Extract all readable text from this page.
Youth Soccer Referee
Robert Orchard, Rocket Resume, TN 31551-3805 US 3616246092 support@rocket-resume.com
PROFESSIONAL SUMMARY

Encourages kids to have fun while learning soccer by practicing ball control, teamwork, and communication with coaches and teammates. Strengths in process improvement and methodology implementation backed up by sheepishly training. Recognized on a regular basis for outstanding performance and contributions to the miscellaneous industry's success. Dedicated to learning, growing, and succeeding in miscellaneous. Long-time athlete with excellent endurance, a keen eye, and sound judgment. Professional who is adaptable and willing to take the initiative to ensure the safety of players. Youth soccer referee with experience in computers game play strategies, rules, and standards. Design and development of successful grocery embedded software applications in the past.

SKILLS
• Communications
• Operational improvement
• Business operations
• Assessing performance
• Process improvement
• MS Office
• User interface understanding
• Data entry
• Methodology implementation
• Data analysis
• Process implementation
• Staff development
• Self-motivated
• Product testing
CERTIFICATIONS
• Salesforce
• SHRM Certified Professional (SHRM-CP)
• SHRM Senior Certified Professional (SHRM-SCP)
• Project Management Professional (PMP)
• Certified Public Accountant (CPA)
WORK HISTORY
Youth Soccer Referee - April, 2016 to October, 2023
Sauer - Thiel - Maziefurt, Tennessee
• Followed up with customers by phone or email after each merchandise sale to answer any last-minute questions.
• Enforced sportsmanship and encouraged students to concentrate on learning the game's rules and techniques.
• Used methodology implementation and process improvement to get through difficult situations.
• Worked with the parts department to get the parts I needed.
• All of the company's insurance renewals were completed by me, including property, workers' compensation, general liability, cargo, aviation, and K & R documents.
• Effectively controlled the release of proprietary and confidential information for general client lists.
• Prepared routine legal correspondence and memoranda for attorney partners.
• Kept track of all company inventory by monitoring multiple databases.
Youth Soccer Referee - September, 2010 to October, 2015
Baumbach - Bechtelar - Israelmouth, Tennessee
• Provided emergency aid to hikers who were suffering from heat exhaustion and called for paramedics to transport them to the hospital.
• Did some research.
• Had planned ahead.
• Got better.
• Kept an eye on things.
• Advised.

#####

■ TASK ■
The records above must be repeated exactly, every one of them.

■ FINISHED ANSWER ■
Extract all readable text from this page.
Youth Soccer Referee
Robert Orchard, Rocket Resume, TN 31551-3805 US 3616246092 support@rocket-resume.com
PROFESSIONAL SUMMARY

Encourages kids to have fun while learning soccer by practicing ball control, teamwork, and communication with coaches and teammates. Strengths in process improvement and methodology implementation backed up by sheepishly training. Recognized on a regular basis for outstanding performance and contributions to the miscellaneous industry's success. Dedicated to learning, growing, and succeeding in miscellaneous. Long-time athlete with excellent endurance, a keen eye, and sound judgment. Professional who is adaptable and willing to take the initiative to ensure the safety of players. Youth soccer referee with experience in computers game play strategies, rules, and standards. Design and development of successful grocery embedded software applications in the past.

SKILLS
• Communications
• Operational improvement
• Business operations
• Assessing performance
• Process improvement
• MS Office
• User interface understanding
• Data entry
• Methodology implementation
• Data analysis
• Process implementation
• Staff development
• Self-motivated
• Product testing
CERTIFICATIONS
• Salesforce
• SHRM Certified Professional (SHRM-CP)
• SHRM Senior Certified Professional (SHRM-SCP)
• Project Management Professional (PMP)
• Certified Public Accountant (CPA)
WORK HISTORY
Youth Soccer Referee - April, 2016 to October, 2023
Sauer - Thiel - Maziefurt, Tennessee
• Followed up with customers by phone or email after each merchandise sale to answer any last-minute questions.
• Enforced sportsmanship and encouraged students to concentrate on learning the game's rules and techniques.
• Used methodology implementation and process improvement to get through difficult situations.
• Worked with the parts department to get the parts I needed.
• All of the company's insurance renewals were completed by me, including property, workers' compensation, general liability, cargo, aviation, and K & R documents.
• Effectively controlled the release of proprietary and confidential information for general client lists.
• Prepared routine legal correspondence and memoranda for attorney partners.
• Kept track of all company inventory by monitoring multiple databases.
Youth Soccer Referee - September, 2010 to October, 2015
Baumbach - Bechtelar - Israelmouth, Tennessee
• Provided emergency aid to hikers who were suffering from heat exhaustion and called for paramedics to transport them to the hospital.
• Did some research.
• Had planned ahead.
• Got better.
• Kept an eye on things.
• Advised.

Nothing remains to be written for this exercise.